*Task to complete*
Show all lines of the listing that hold the word "cross".

(Records from a data collection)
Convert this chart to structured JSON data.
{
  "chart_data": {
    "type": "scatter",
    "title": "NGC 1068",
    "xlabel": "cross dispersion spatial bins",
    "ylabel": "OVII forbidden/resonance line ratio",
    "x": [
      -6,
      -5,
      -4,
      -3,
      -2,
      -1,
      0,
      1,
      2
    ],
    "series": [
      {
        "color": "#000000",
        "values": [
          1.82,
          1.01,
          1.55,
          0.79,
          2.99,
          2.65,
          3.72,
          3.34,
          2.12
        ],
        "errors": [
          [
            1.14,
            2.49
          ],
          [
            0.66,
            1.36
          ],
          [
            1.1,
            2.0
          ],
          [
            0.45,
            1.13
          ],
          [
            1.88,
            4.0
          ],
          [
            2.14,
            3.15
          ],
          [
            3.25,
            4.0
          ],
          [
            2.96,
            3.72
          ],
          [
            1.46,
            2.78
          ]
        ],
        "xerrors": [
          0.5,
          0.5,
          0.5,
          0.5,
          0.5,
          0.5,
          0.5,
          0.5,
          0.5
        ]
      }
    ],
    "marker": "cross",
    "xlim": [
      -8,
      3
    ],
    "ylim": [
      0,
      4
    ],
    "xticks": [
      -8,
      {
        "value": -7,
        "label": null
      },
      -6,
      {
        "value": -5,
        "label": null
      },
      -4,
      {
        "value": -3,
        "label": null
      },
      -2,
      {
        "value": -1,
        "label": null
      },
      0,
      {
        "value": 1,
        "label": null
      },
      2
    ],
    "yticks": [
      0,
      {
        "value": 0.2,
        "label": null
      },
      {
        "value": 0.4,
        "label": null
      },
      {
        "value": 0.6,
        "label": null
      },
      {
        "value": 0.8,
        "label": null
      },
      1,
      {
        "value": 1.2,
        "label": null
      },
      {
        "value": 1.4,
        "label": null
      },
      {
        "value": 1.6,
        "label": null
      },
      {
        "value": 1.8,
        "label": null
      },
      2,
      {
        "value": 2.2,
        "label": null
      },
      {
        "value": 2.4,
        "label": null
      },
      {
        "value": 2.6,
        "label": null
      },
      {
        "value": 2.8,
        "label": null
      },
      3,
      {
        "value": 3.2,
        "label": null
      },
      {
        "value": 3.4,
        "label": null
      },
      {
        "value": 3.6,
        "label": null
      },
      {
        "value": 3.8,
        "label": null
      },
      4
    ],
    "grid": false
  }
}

*Completed exercise*
    "xlabel": "cross dispersion spatial bins",
    "marker": "cross",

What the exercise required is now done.